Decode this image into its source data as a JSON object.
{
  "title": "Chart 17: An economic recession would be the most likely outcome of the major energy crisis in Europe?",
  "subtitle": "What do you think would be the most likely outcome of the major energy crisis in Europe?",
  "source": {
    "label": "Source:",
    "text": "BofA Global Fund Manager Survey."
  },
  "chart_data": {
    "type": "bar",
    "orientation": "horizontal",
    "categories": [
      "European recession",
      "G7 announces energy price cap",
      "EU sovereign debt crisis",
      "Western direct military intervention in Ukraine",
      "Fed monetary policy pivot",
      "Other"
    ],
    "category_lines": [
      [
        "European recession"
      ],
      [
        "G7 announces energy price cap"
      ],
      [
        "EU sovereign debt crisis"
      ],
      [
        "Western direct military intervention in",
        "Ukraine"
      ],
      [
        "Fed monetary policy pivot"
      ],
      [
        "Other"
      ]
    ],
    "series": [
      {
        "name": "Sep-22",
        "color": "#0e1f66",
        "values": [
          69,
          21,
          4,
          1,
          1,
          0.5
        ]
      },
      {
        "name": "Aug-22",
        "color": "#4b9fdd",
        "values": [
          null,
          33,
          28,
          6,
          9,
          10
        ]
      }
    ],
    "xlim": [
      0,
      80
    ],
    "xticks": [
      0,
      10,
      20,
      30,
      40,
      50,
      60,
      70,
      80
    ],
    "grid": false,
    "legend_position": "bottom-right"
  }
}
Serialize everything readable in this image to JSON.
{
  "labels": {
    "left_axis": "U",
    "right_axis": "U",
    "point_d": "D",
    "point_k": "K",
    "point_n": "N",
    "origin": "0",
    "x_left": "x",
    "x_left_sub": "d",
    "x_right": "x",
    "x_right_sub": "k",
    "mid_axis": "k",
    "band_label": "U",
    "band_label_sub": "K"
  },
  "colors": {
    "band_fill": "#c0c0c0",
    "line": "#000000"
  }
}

______________________________

## [WORK INSTRUCTIONS]
Set all of the records down again, exactly as they stand.

## [RESULT OF THIS EXERCISE]
Decode this image into its source data as a JSON object.
{
  "title": "Chart 17: An economic recession would be the most likely outcome of the major energy crisis in Europe?",
  "subtitle": "What do you think would be the most likely outcome of the major energy crisis in Europe?",
  "source": {
    "label": "Source:",
    "text": "BofA Global Fund Manager Survey."
  },
  "chart_data": {
    "type": "bar",
    "orientation": "horizontal",
    "categories": [
      "European recession",
      "G7 announces energy price cap",
      "EU sovereign debt crisis",
      "Western direct military intervention in Ukraine",
      "Fed monetary policy pivot",
      "Other"
    ],
    "category_lines": [
      [
        "European recession"
      ],
      [
        "G7 announces energy price cap"
      ],
      [
        "EU sovereign debt crisis"
      ],
      [
        "Western direct military intervention in",
        "Ukraine"
      ],
      [
        "Fed monetary policy pivot"
      ],
      [
        "Other"
      ]
    ],
    "series": [
      {
        "name": "Sep-22",
        "color": "#0e1f66",
        "values": [
          69,
          21,
          4,
          1,
          1,
          0.5
        ]
      },
      {
        "name": "Aug-22",
        "color": "#4b9fdd",
        "values": [
          null,
          33,
          28,
          6,
          9,
          10
        ]
      }
    ],
    "xlim": [
      0,
      80
    ],
    "xticks": [
      0,
      10,
      20,
      30,
      40,
      50,
      60,
      70,
      80
    ],
    "grid": false,
    "legend_position": "bottom-right"
  }
}
Serialize everything readable in this image to JSON.
{
  "labels": {
    "left_axis": "U",
    "right_axis": "U",
    "point_d": "D",
    "point_k": "K",
    "point_n": "N",
    "origin": "0",
    "x_left": "x",
    "x_left_sub": "d",
    "x_right": "x",
    "x_right_sub": "k",
    "mid_axis": "k",
    "band_label": "U",
    "band_label_sub": "K"
  },
  "colors": {
    "band_fill": "#c0c0c0",
    "line": "#000000"
  }
}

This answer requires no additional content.